▶ [Your task]:
Reproduce the following material exactly, including every line.

[Dataset rows]
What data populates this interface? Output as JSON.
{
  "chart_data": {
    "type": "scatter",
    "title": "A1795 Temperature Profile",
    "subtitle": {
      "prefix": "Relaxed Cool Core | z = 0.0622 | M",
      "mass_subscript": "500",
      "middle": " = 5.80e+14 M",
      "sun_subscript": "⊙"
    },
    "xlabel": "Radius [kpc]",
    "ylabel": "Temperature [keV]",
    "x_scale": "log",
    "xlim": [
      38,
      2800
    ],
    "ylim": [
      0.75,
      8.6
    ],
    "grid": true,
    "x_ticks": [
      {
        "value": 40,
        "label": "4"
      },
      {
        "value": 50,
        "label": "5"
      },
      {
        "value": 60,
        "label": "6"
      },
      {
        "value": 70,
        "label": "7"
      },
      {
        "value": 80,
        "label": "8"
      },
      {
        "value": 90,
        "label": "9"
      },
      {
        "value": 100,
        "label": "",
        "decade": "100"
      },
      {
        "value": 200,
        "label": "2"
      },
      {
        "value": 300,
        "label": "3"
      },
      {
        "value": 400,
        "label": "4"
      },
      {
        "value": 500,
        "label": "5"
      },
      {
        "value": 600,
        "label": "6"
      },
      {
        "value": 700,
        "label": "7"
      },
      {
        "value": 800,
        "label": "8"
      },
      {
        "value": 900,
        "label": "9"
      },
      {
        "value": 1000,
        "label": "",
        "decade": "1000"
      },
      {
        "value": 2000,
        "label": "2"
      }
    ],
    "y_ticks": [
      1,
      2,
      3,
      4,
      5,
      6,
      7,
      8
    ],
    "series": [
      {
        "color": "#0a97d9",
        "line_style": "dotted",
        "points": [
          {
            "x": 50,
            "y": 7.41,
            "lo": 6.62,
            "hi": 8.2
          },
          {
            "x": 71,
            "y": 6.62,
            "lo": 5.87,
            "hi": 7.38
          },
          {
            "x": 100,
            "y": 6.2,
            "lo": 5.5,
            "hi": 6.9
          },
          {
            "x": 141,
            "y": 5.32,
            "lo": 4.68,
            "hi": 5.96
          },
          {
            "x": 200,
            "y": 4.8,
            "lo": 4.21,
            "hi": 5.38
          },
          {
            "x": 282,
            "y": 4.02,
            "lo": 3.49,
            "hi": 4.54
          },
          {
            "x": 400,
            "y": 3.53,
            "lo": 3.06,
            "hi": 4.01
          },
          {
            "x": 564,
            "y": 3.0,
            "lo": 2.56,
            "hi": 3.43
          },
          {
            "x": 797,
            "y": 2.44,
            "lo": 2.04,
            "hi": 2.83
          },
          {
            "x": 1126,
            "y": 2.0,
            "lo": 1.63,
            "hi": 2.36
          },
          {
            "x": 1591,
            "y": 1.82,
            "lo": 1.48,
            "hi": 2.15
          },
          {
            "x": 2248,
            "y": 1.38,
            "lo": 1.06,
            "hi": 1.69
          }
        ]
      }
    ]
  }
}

▶ [Answer for this exercise]:
What data populates this interface? Output as JSON.
{
  "chart_data": {
    "type": "scatter",
    "title": "A1795 Temperature Profile",
    "subtitle": {
      "prefix": "Relaxed Cool Core | z = 0.0622 | M",
      "mass_subscript": "500",
      "middle": " = 5.80e+14 M",
      "sun_subscript": "⊙"
    },
    "xlabel": "Radius [kpc]",
    "ylabel": "Temperature [keV]",
    "x_scale": "log",
    "xlim": [
      38,
      2800
    ],
    "ylim": [
      0.75,
      8.6
    ],
    "grid": true,
    "x_ticks": [
      {
        "value": 40,
        "label": "4"
      },
      {
        "value": 50,
        "label": "5"
      },
      {
        "value": 60,
        "label": "6"
      },
      {
        "value": 70,
        "label": "7"
      },
      {
        "value": 80,
        "label": "8"
      },
      {
        "value": 90,
        "label": "9"
      },
      {
        "value": 100,
        "label": "",
        "decade": "100"
      },
      {
        "value": 200,
        "label": "2"
      },
      {
        "value": 300,
        "label": "3"
      },
      {
        "value": 400,
        "label": "4"
      },
      {
        "value": 500,
        "label": "5"
      },
      {
        "value": 600,
        "label": "6"
      },
      {
        "value": 700,
        "label": "7"
      },
      {
        "value": 800,
        "label": "8"
      },
      {
        "value": 900,
        "label": "9"
      },
      {
        "value": 1000,
        "label": "",
        "decade": "1000"
      },
      {
        "value": 2000,
        "label": "2"
      }
    ],
    "y_ticks": [
      1,
      2,
      3,
      4,
      5,
      6,
      7,
      8
    ],
    "series": [
      {
        "color": "#0a97d9",
        "line_style": "dotted",
        "points": [
          {
            "x": 50,
            "y": 7.41,
            "lo": 6.62,
            "hi": 8.2
          },
          {
            "x": 71,
            "y": 6.62,
            "lo": 5.87,
            "hi": 7.38
          },
          {
            "x": 100,
            "y": 6.2,
            "lo": 5.5,
            "hi": 6.9
          },
          {
            "x": 141,
            "y": 5.32,
            "lo": 4.68,
            "hi": 5.96
          },
          {
            "x": 200,
            "y": 4.8,
            "lo": 4.21,
            "hi": 5.38
          },
          {
            "x": 282,
            "y": 4.02,
            "lo": 3.49,
            "hi": 4.54
          },
          {
            "x": 400,
            "y": 3.53,
            "lo": 3.06,
            "hi": 4.01
          },
          {
            "x": 564,
            "y": 3.0,
            "lo": 2.56,
            "hi": 3.43
          },
          {
            "x": 797,
            "y": 2.44,
            "lo": 2.04,
            "hi": 2.83
          },
          {
            "x": 1126,
            "y": 2.0,
            "lo": 1.63,
            "hi": 2.36
          },
          {
            "x": 1591,
            "y": 1.82,
            "lo": 1.48,
            "hi": 2.15
          },
          {
            "x": 2248,
            "y": 1.38,
            "lo": 1.06,
            "hi": 1.69
          }
        ]
      }
    ]
  }
}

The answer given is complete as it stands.